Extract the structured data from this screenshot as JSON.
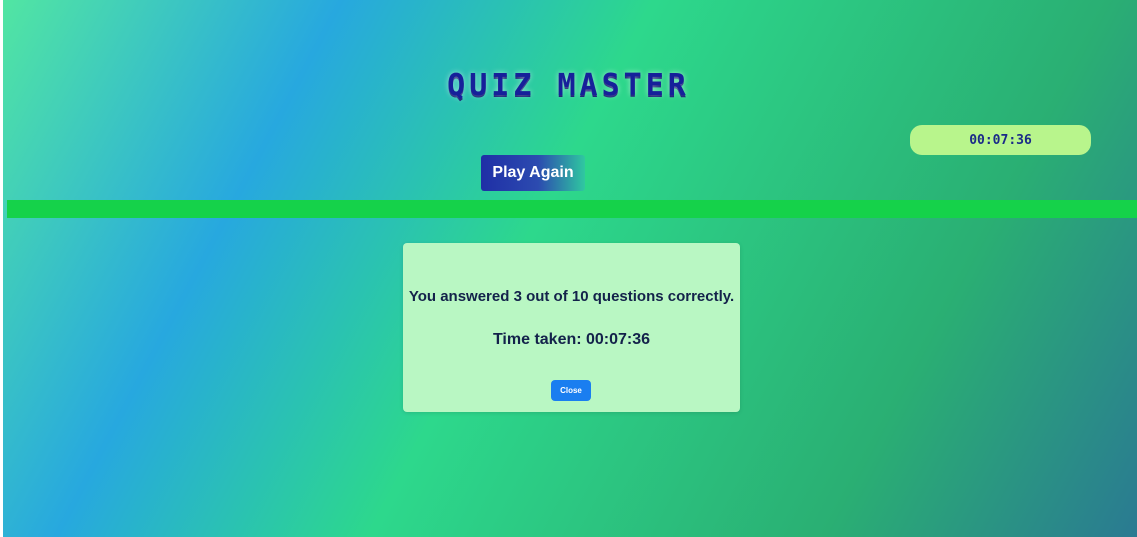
{
  "header": {
    "title": "QUIZ MASTER",
    "timer": "00:07:36",
    "play_again_label": "Play Again"
  },
  "progress": {
    "fraction": 1.0
  },
  "modal": {
    "score_text": "You answered 3 out of 10 questions correctly.",
    "time_text": "Time taken: 00:07:36",
    "close_label": "Close"
  },
  "colors": {
    "title": "#16209a",
    "timer_bg": "#b8f58c",
    "progress": "#18d64d",
    "modal_bg": "#b9f7c3",
    "close_button": "#1a7ef0"
  }
}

■ ■ ■ ■ ■ ■ ■

### Directions
Every line above should be repeated exactly; pictures stay out of the copy.

### Result of the task
Extract the structured data from this screenshot as JSON.
{
  "header": {
    "title": "QUIZ MASTER",
    "timer": "00:07:36",
    "play_again_label": "Play Again"
  },
  "progress": {
    "fraction": 1.0
  },
  "modal": {
    "score_text": "You answered 3 out of 10 questions correctly.",
    "time_text": "Time taken: 00:07:36",
    "close_label": "Close"
  },
  "colors": {
    "title": "#16209a",
    "timer_bg": "#b8f58c",
    "progress": "#18d64d",
    "modal_bg": "#b9f7c3",
    "close_button": "#1a7ef0"
  }
}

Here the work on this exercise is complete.